§ Given task:
Gather from the listing below each line that includes the word "互敬队礼", and copy it.

** Begin Supplied material **

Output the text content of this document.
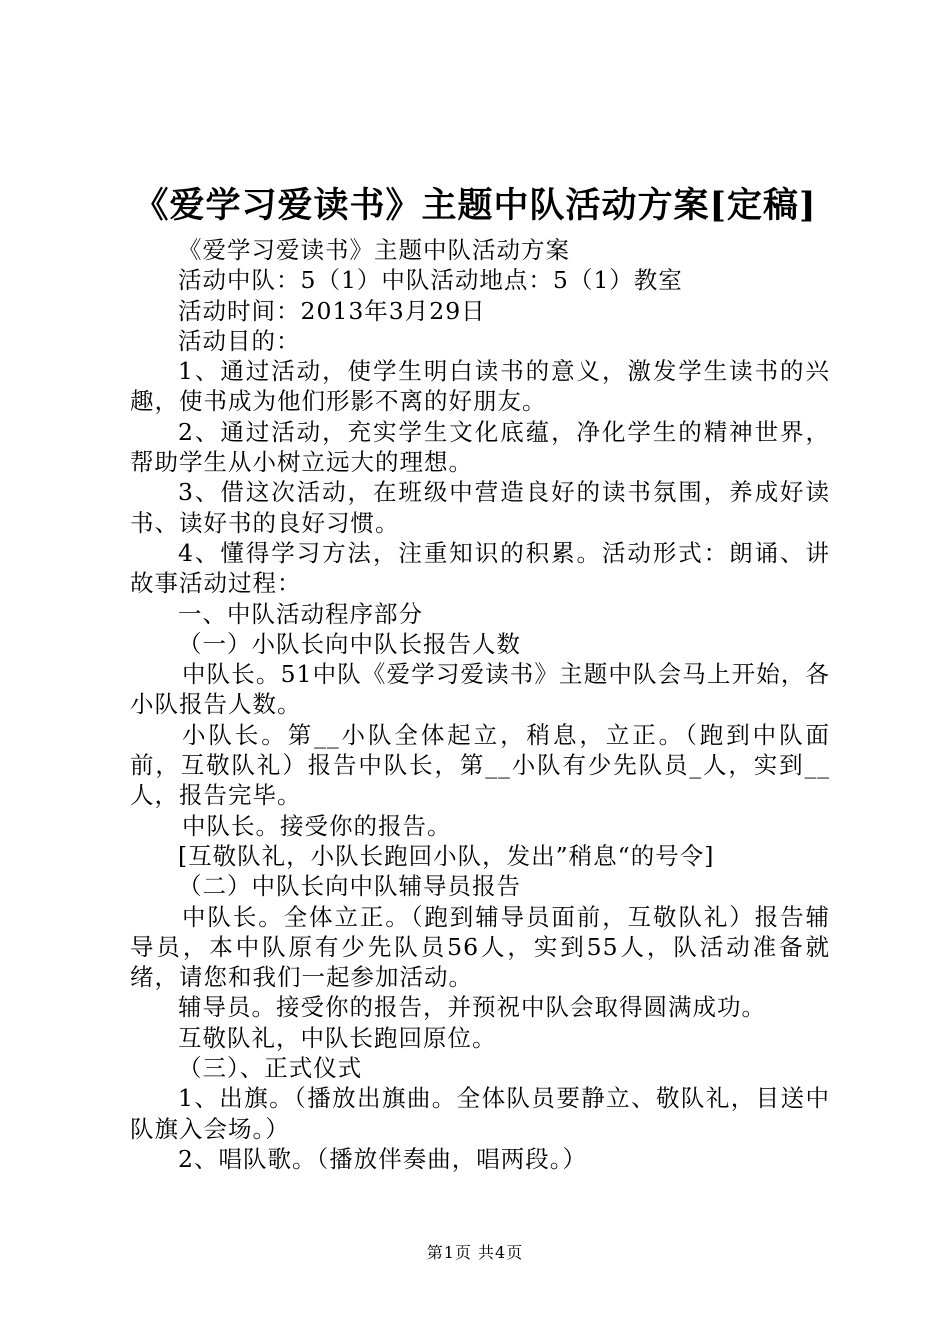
《爱学习爱读书》主题中队活动方案[定稿]

《爱学习爱读书》主题中队活动方案

活动中队：5（1）中队活动地点：5（1）教室

活动时间：2013年3月29日

活动目的：

1、通过活动，使学生明白读书的意义，激发学生读书的兴趣，使书成为他们形影不离的好朋友。

2、通过活动，充实学生文化底蕴，净化学生的精神世界，帮助学生从小树立远大的理想。

3、借这次活动，在班级中营造良好的读书氛围，养成好读书、读好书的良好习惯。

4、懂得学习方法，注重知识的积累。活动形式：朗诵、讲故事活动过程：

一、中队活动程序部分

（一）小队长向中队长报告人数

中队长。51中队《爱学习爱读书》主题中队会马上开始，各小队报告人数。

小队长。第__小队全体起立，稍息，立正。（跑到中队面前，互敬队礼）报告中队长，第__小队有少先队员_人，实到__人，报告完毕。

中队长。接受你的报告。

[互敬队礼，小队长跑回小队，发出”稍息“的号令]

（二）中队长向中队辅导员报告

中队长。全体立正。（跑到辅导员面前，互敬队礼）报告辅导员，本中队原有少先队员56人，实到55人，队活动准备就绪，请您和我们一起参加活动。

辅导员。接受你的报告，并预祝中队会取得圆满成功。

互敬队礼，中队长跑回原位。

（三）、正式仪式

1、出旗。（播放出旗曲。全体队员要静立、敬队礼，目送中队旗入会场。）

2、唱队歌。（播放伴奏曲，唱两段。）

第1页 共4页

** End Supplied material **

§ Exercise output:
小队长。第__小队全体起立，稍息，立正。（跑到中队面前，互敬队礼）报告中队长，第__小队有少先队员_人，实到__人，报告完毕。
[互敬队礼，小队长跑回小队，发出”稍息“的号令]
中队长。全体立正。（跑到辅导员面前，互敬队礼）报告辅导员，本中队原有少先队员56人，实到55人，队活动准备就绪，请您和我们一起参加活动。
互敬队礼，中队长跑回原位。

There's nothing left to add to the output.